* **PROMPT**:
Copy the data precisely, keeping every character.

* **RECORDS PROVIDED**:
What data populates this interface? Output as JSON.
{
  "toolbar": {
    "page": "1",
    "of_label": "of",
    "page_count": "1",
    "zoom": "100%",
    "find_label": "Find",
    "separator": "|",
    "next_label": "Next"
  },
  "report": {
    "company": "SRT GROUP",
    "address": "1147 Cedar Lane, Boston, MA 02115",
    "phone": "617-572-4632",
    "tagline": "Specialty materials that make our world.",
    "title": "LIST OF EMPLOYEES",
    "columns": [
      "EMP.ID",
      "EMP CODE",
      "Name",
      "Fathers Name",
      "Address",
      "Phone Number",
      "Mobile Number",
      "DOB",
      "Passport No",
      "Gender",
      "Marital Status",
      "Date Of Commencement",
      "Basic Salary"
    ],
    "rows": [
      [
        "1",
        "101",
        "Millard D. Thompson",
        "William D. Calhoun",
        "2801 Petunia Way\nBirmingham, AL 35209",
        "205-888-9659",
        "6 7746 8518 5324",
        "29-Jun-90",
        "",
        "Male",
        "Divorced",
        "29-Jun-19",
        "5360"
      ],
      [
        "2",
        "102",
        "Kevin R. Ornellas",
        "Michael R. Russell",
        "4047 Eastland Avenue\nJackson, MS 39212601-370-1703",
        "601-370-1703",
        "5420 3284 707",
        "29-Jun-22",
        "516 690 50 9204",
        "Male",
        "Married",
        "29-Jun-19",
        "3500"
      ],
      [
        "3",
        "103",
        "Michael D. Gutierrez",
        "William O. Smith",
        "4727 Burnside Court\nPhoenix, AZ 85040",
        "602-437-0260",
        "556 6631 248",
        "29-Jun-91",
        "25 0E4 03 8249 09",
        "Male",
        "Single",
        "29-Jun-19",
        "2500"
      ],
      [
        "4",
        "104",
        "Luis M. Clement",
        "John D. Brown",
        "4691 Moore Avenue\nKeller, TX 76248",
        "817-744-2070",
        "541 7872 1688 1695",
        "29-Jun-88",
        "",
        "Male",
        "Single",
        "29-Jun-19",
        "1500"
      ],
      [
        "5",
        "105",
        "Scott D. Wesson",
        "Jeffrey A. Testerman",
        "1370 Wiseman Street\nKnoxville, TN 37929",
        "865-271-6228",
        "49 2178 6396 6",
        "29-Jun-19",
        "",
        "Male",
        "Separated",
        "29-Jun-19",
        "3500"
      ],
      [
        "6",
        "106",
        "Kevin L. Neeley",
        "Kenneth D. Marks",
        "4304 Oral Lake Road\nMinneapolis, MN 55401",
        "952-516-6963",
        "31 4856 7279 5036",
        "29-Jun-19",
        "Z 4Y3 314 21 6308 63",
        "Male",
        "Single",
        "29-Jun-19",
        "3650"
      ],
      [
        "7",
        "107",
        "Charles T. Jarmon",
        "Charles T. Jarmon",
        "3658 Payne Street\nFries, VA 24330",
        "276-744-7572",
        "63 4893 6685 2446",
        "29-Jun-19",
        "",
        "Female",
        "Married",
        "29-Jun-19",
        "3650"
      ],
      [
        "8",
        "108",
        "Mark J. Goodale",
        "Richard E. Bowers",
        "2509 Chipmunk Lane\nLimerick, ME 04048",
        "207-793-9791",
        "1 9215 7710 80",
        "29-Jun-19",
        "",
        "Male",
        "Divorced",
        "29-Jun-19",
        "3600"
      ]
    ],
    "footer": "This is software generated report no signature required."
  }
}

* **FINISHED ANSWER**:
What data populates this interface? Output as JSON.
{
  "toolbar": {
    "page": "1",
    "of_label": "of",
    "page_count": "1",
    "zoom": "100%",
    "find_label": "Find",
    "separator": "|",
    "next_label": "Next"
  },
  "report": {
    "company": "SRT GROUP",
    "address": "1147 Cedar Lane, Boston, MA 02115",
    "phone": "617-572-4632",
    "tagline": "Specialty materials that make our world.",
    "title": "LIST OF EMPLOYEES",
    "columns": [
      "EMP.ID",
      "EMP CODE",
      "Name",
      "Fathers Name",
      "Address",
      "Phone Number",
      "Mobile Number",
      "DOB",
      "Passport No",
      "Gender",
      "Marital Status",
      "Date Of Commencement",
      "Basic Salary"
    ],
    "rows": [
      [
        "1",
        "101",
        "Millard D. Thompson",
        "William D. Calhoun",
        "2801 Petunia Way\nBirmingham, AL 35209",
        "205-888-9659",
        "6 7746 8518 5324",
        "29-Jun-90",
        "",
        "Male",
        "Divorced",
        "29-Jun-19",
        "5360"
      ],
      [
        "2",
        "102",
        "Kevin R. Ornellas",
        "Michael R. Russell",
        "4047 Eastland Avenue\nJackson, MS 39212601-370-1703",
        "601-370-1703",
        "5420 3284 707",
        "29-Jun-22",
        "516 690 50 9204",
        "Male",
        "Married",
        "29-Jun-19",
        "3500"
      ],
      [
        "3",
        "103",
        "Michael D. Gutierrez",
        "William O. Smith",
        "4727 Burnside Court\nPhoenix, AZ 85040",
        "602-437-0260",
        "556 6631 248",
        "29-Jun-91",
        "25 0E4 03 8249 09",
        "Male",
        "Single",
        "29-Jun-19",
        "2500"
      ],
      [
        "4",
        "104",
        "Luis M. Clement",
        "John D. Brown",
        "4691 Moore Avenue\nKeller, TX 76248",
        "817-744-2070",
        "541 7872 1688 1695",
        "29-Jun-88",
        "",
        "Male",
        "Single",
        "29-Jun-19",
        "1500"
      ],
      [
        "5",
        "105",
        "Scott D. Wesson",
        "Jeffrey A. Testerman",
        "1370 Wiseman Street\nKnoxville, TN 37929",
        "865-271-6228",
        "49 2178 6396 6",
        "29-Jun-19",
        "",
        "Male",
        "Separated",
        "29-Jun-19",
        "3500"
      ],
      [
        "6",
        "106",
        "Kevin L. Neeley",
        "Kenneth D. Marks",
        "4304 Oral Lake Road\nMinneapolis, MN 55401",
        "952-516-6963",
        "31 4856 7279 5036",
        "29-Jun-19",
        "Z 4Y3 314 21 6308 63",
        "Male",
        "Single",
        "29-Jun-19",
        "3650"
      ],
      [
        "7",
        "107",
        "Charles T. Jarmon",
        "Charles T. Jarmon",
        "3658 Payne Street\nFries, VA 24330",
        "276-744-7572",
        "63 4893 6685 2446",
        "29-Jun-19",
        "",
        "Female",
        "Married",
        "29-Jun-19",
        "3650"
      ],
      [
        "8",
        "108",
        "Mark J. Goodale",
        "Richard E. Bowers",
        "2509 Chipmunk Lane\nLimerick, ME 04048",
        "207-793-9791",
        "1 9215 7710 80",
        "29-Jun-19",
        "",
        "Male",
        "Divorced",
        "29-Jun-19",
        "3600"
      ]
    ],
    "footer": "This is software generated report no signature required."
  }
}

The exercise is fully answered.